(Dataset items)

★ ★ ★ ★

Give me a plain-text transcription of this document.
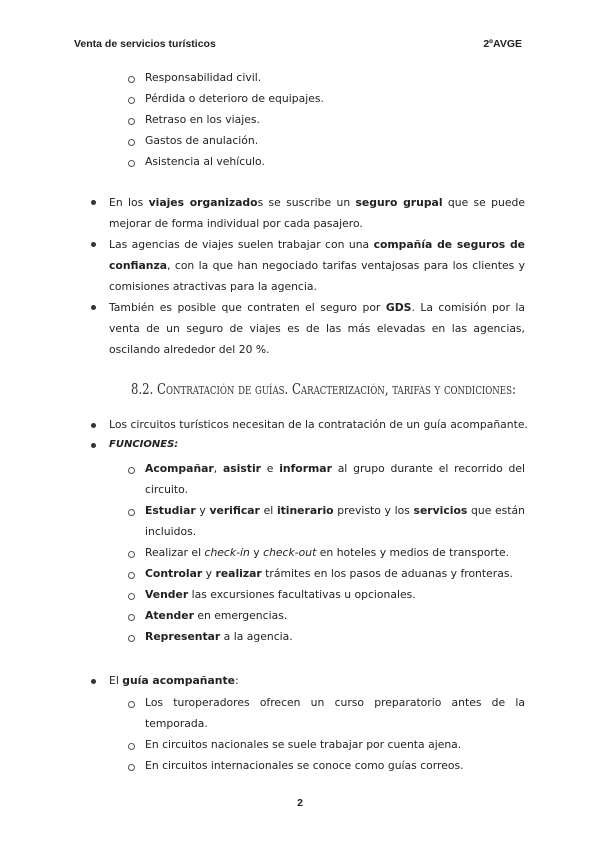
Venta de servicios turísticos	2ºAVGE
Responsabilidad civil.
Pérdida o deterioro de equipajes.
Retraso en los viajes.
Gastos de anulación.
Asistencia al vehículo.
En los viajes organizados se suscribe un seguro grupal que se puede
mejorar de forma individual por cada pasajero.
Las agencias de viajes suelen trabajar con una compañía de seguros de
confianza, con la que han negociado tarifas ventajosas para los clientes y
comisiones atractivas para la agencia.
También es posible que contraten el seguro por GDS. La comisión por la
venta de un seguro de viajes es de las más elevadas en las agencias,
oscilando alrededor del 20 %.
8.2. Contratación de guías. Caracterización, tarifas y condiciones:
Los circuitos turísticos necesitan de la contratación de un guía acompañante.
FUNCIONES:
Acompañar, asistir e informar al grupo durante el recorrido del
circuito.
Estudiar y verificar el itinerario previsto y los servicios que están
incluidos.
Realizar el check-in y check-out en hoteles y medios de transporte.
Controlar y realizar trámites en los pasos de aduanas y fronteras.
Vender las excursiones facultativas u opcionales.
Atender en emergencias.
Representar a la agencia.
El guía acompañante:
Los turoperadores ofrecen un curso preparatorio antes de la
temporada.
En circuitos nacionales se suele trabajar por cuenta ajena.
En circuitos internacionales se conoce como guías correos.
2
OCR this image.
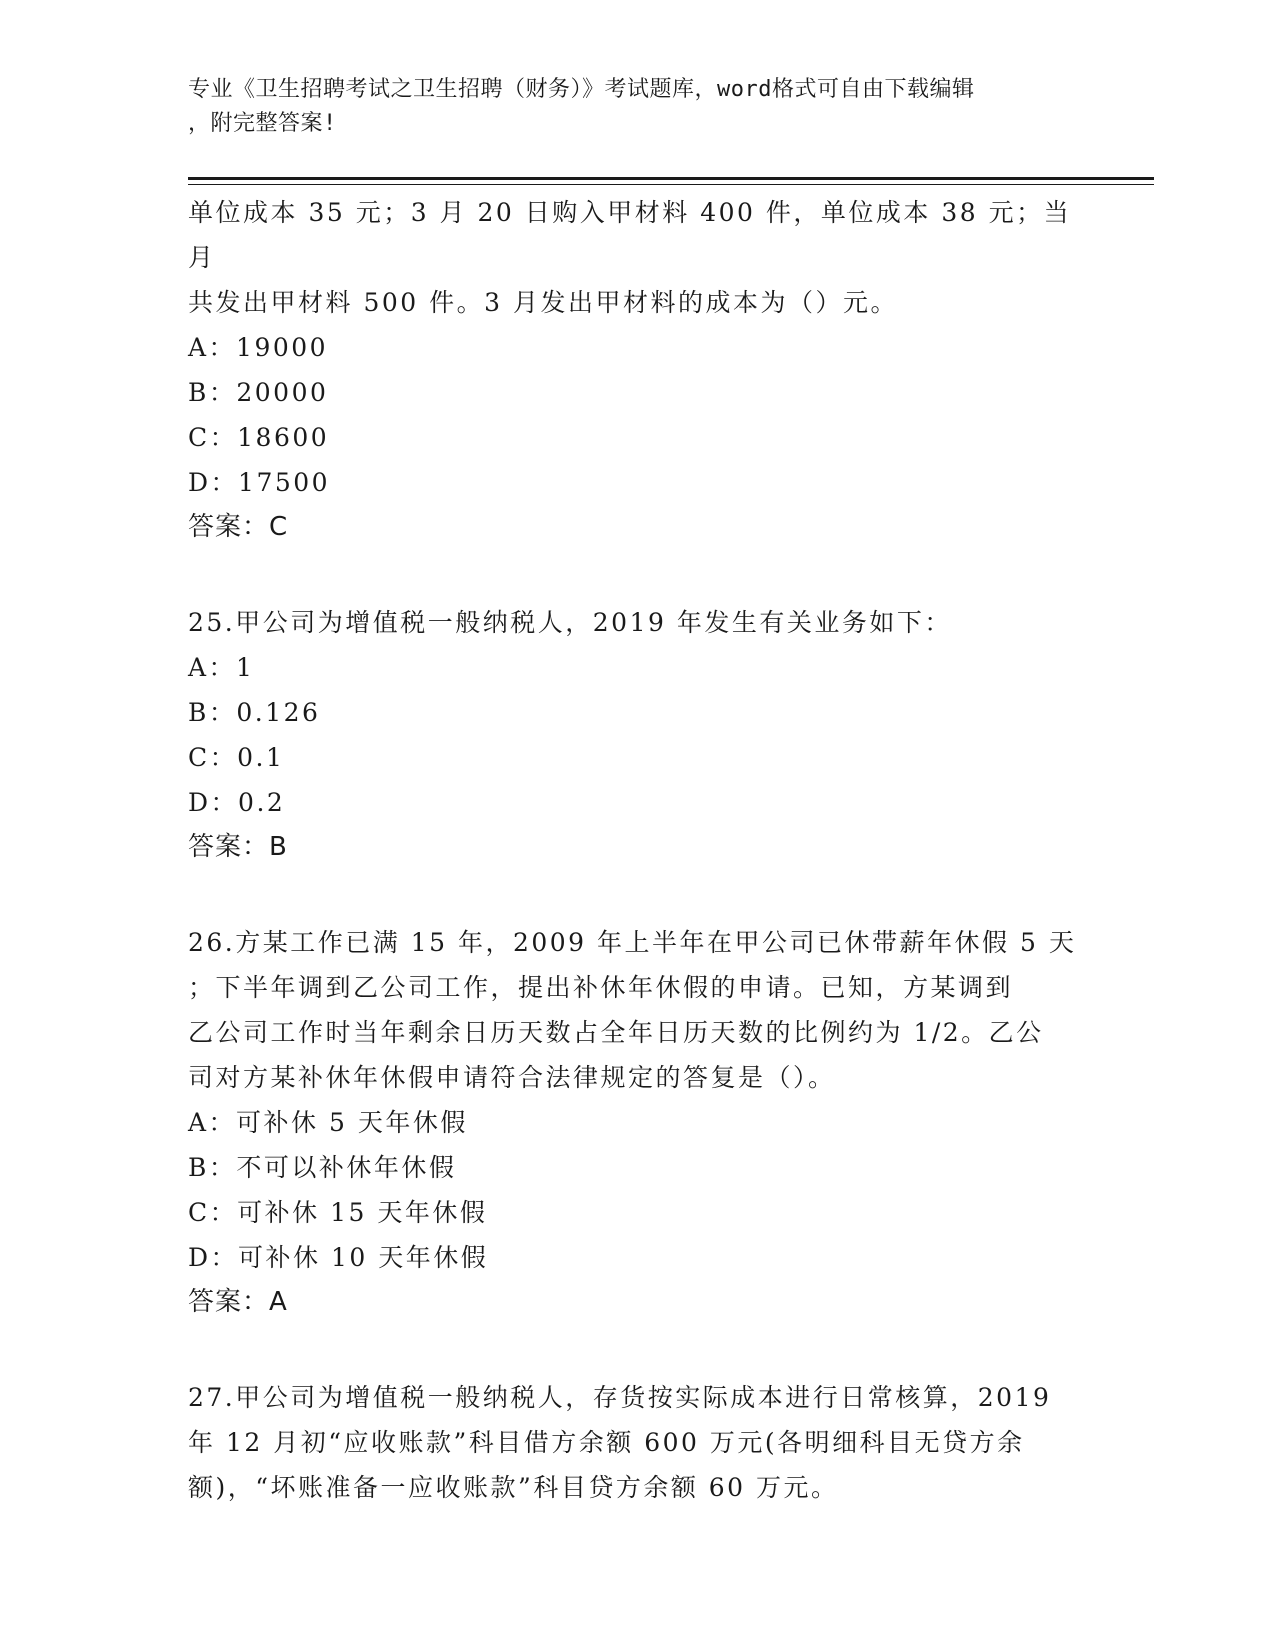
专业《卫生招聘考试之卫生招聘（财务）》考试题库，word格式可自由下载编辑
，附完整答案!

单位成本 35 元；3 月 20 日购入甲材料 400 件，单位成本 38 元；当月

共发出甲材料 500 件。3 月发出甲材料的成本为（）元。

A：19000

B：20000

C：18600

D：17500

答案：C

25.甲公司为增值税一般纳税人，2019 年发生有关业务如下：

A：1

B：0.126

C：0.1

D：0.2

答案：B

26.方某工作已满 15 年，2009 年上半年在甲公司已休带薪年休假 5 天

；下半年调到乙公司工作，提出补休年休假的申请。已知，方某调到

乙公司工作时当年剩余日历天数占全年日历天数的比例约为 1/2。乙公

司对方某补休年休假申请符合法律规定的答复是（）。

A：可补休 5 天年休假

B：不可以补休年休假

C：可补休 15 天年休假

D：可补休 10 天年休假

答案：A

27.甲公司为增值税一般纳税人，存货按实际成本进行日常核算，2019

年 12 月初“应收账款”科目借方余额 600 万元(各明细科目无贷方余

额)，“坏账准备一应收账款”科目贷方余额 60 万元。
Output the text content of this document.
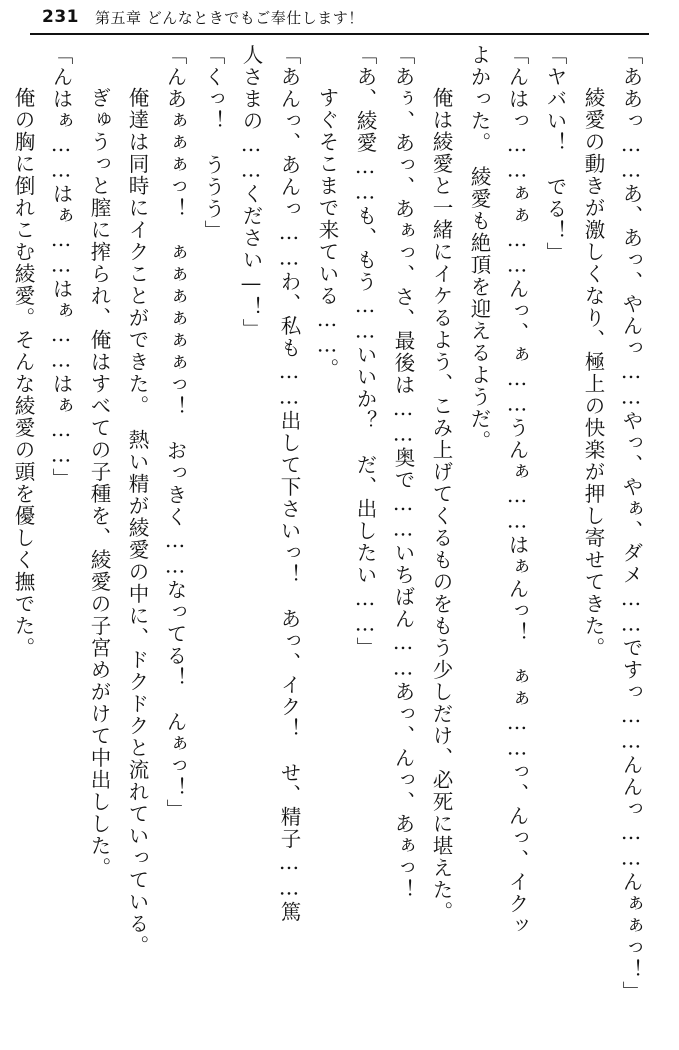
231 第五章 どんなときでもご奉仕します！

「ああっ……あ、あっ、やんっ……やっ、やぁ、ダメ……ですっ……んんっ……んぁぁっ！」

　綾愛の動きが激しくなり、極上の快楽が押し寄せてきた。

「ヤバい！　でる！」

「んはっ……ぁぁ……んっ、ぁ……うんぁ……はぁんっ！　ぁぁ……っ、んっ、イクッ

よかった。　綾愛も絶頂を迎えるようだ。

　俺は綾愛と一緒にイケるよう、こみ上げてくるものをもう少しだけ、必死に堪えた。

「あぅ、あっ、あぁっ、さ、最後は……奥で……いちばん……あっ、んっ、あぁっ！

「あ、綾愛……も、もう……いいか？　だ、出したい……」

　すぐそこまで来ている……。

「あんっ、あんっ……わ、私も……出して下さいっ！　あっ、イク！　せ、精子……篤

人さまの……ください—！」

「くっ！　ううう」

「んあぁぁぁっ！　ぁぁぁぁぁぁっ！　おっきく……なってる！　んぁっ！」

　俺達は同時にイクことができた。　熱い精が綾愛の中に、ドクドクと流れていっている。

　ぎゅうっと膣に搾られ、俺はすべての子種を、綾愛の子宮めがけて中出しした。

「んはぁ……はぁ……はぁ……はぁ……」

　俺の胸に倒れこむ綾愛。そんな綾愛の頭を優しく撫でた。
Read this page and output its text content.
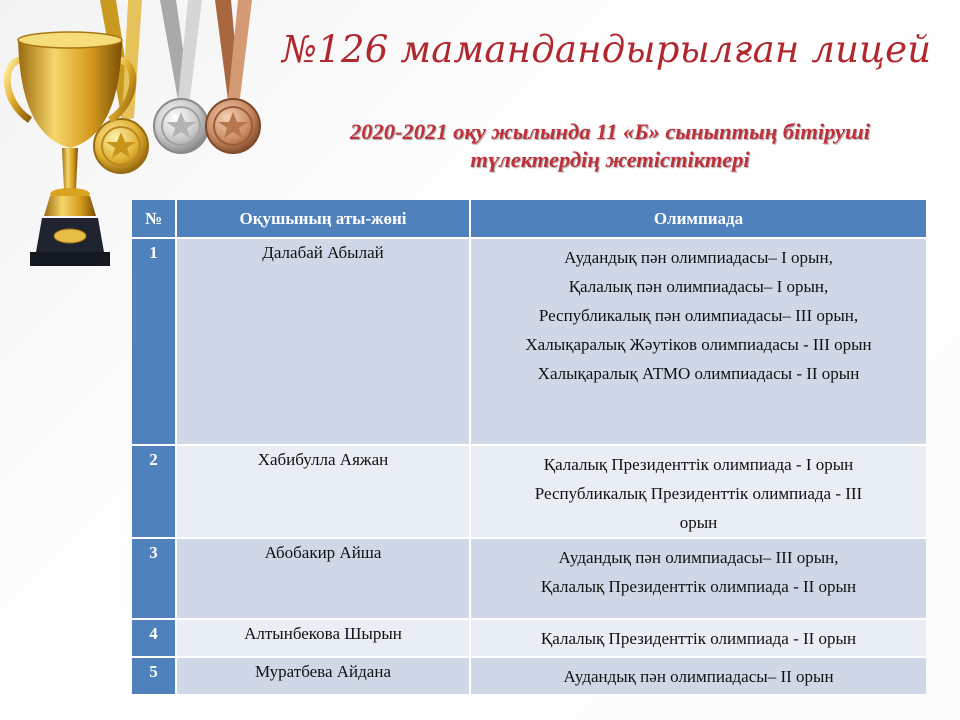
№126 мамандандырылған лицей
2020-2021 оқу жылында 11 «Б» сыныптың бітіруші
түлектердің жетістіктері
№	Оқушының аты-жөні	Олимпиада
1	Далабай Абылай	Аудандық пән олимпиадасы– I орын,
Қалалық пән олимпиадасы– I орын,
Республикалық пән олимпиадасы– III орын,
Халықаралық Жәутіков олимпиадасы - III орын
Халықаралық АТМО олимпиадасы - II орын

2	Хабибулла Аяжан	Қалалық Президенттік олимпиада - I орын
Республикалық Президенттік олимпиада - III
орын

3	Абобакир Айша	Аудандық пән олимпиадасы– III орын,
Қалалық Президенттік олимпиада - II орын

4	Алтынбекова Шырын	Қалалық Президенттік олимпиада - II орын

5	Муратбева Айдана	Аудандық пән олимпиадасы– II орын
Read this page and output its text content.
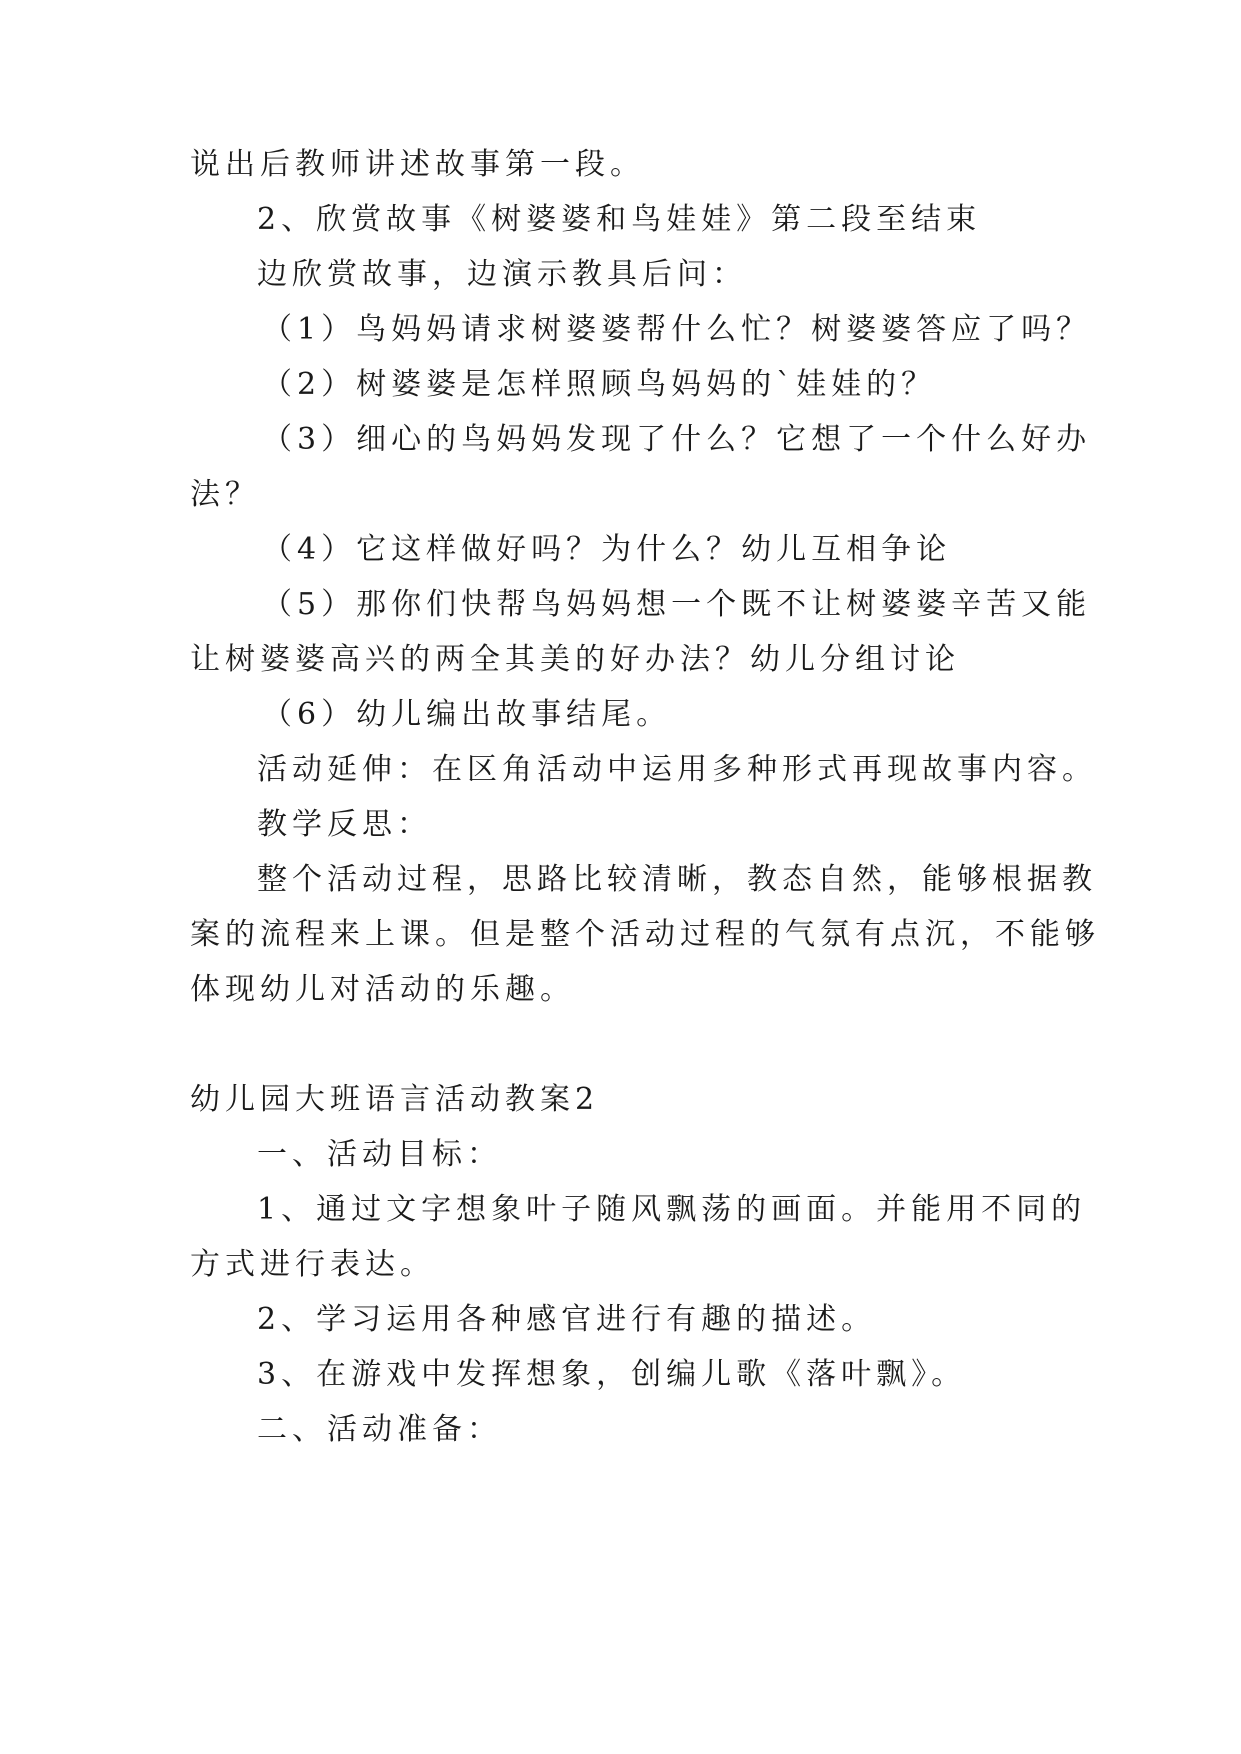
说出后教师讲述故事第一段。
2、欣赏故事《树婆婆和鸟娃娃》第二段至结束
边欣赏故事，边演示教具后问：
（1）鸟妈妈请求树婆婆帮什么忙？树婆婆答应了吗？
（2）树婆婆是怎样照顾鸟妈妈的`娃娃的？
（3）细心的鸟妈妈发现了什么？它想了一个什么好办
法？
（4）它这样做好吗？为什么？幼儿互相争论
（5）那你们快帮鸟妈妈想一个既不让树婆婆辛苦又能
让树婆婆高兴的两全其美的好办法？幼儿分组讨论
（6）幼儿编出故事结尾。
活动延伸：在区角活动中运用多种形式再现故事内容。
教学反思：
整个活动过程，思路比较清晰，教态自然，能够根据教
案的流程来上课。但是整个活动过程的气氛有点沉，不能够
体现幼儿对活动的乐趣。
幼儿园大班语言活动教案2
一、活动目标：
1、通过文字想象叶子随风飘荡的画面。并能用不同的
方式进行表达。
2、学习运用各种感官进行有趣的描述。
3、在游戏中发挥想象，创编儿歌《落叶飘》。
二、活动准备：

★ ★ ★ ★

STATED PROBLEM.
Check all the records above and select each line where the string "Халықаралық" is found.

SOLUTION BELOW.
Халықаралық Жәутіков олимпиадасы - III орын
Халықаралық АТМО олимпиадасы - II орын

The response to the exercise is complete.